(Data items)

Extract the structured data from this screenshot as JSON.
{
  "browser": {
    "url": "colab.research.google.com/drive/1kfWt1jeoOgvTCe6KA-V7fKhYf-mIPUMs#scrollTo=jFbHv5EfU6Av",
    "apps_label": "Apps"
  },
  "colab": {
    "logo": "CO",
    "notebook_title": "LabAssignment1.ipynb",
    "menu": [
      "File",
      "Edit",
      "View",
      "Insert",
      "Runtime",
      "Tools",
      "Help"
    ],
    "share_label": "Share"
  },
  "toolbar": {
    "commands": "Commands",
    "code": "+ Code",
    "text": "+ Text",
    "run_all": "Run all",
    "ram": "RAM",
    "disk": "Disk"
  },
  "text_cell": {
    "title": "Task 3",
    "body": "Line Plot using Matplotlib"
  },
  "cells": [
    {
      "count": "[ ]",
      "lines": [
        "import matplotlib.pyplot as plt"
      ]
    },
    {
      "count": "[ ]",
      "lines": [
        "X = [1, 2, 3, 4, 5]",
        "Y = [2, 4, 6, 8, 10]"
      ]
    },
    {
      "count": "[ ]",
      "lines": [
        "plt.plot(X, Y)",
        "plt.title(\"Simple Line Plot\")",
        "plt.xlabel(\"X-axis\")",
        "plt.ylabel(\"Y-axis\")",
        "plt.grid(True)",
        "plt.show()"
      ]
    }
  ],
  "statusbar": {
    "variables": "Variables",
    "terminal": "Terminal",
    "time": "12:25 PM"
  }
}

**INSTRUCTIONS FOR THE TASK**
Copy out each line above, character for character.

**ANSWER TO THIS TASK**
Extract the structured data from this screenshot as JSON.
{
  "browser": {
    "url": "colab.research.google.com/drive/1kfWt1jeoOgvTCe6KA-V7fKhYf-mIPUMs#scrollTo=jFbHv5EfU6Av",
    "apps_label": "Apps"
  },
  "colab": {
    "logo": "CO",
    "notebook_title": "LabAssignment1.ipynb",
    "menu": [
      "File",
      "Edit",
      "View",
      "Insert",
      "Runtime",
      "Tools",
      "Help"
    ],
    "share_label": "Share"
  },
  "toolbar": {
    "commands": "Commands",
    "code": "+ Code",
    "text": "+ Text",
    "run_all": "Run all",
    "ram": "RAM",
    "disk": "Disk"
  },
  "text_cell": {
    "title": "Task 3",
    "body": "Line Plot using Matplotlib"
  },
  "cells": [
    {
      "count": "[ ]",
      "lines": [
        "import matplotlib.pyplot as plt"
      ]
    },
    {
      "count": "[ ]",
      "lines": [
        "X = [1, 2, 3, 4, 5]",
        "Y = [2, 4, 6, 8, 10]"
      ]
    },
    {
      "count": "[ ]",
      "lines": [
        "plt.plot(X, Y)",
        "plt.title(\"Simple Line Plot\")",
        "plt.xlabel(\"X-axis\")",
        "plt.ylabel(\"Y-axis\")",
        "plt.grid(True)",
        "plt.show()"
      ]
    }
  ],
  "statusbar": {
    "variables": "Variables",
    "terminal": "Terminal",
    "time": "12:25 PM"
  }
}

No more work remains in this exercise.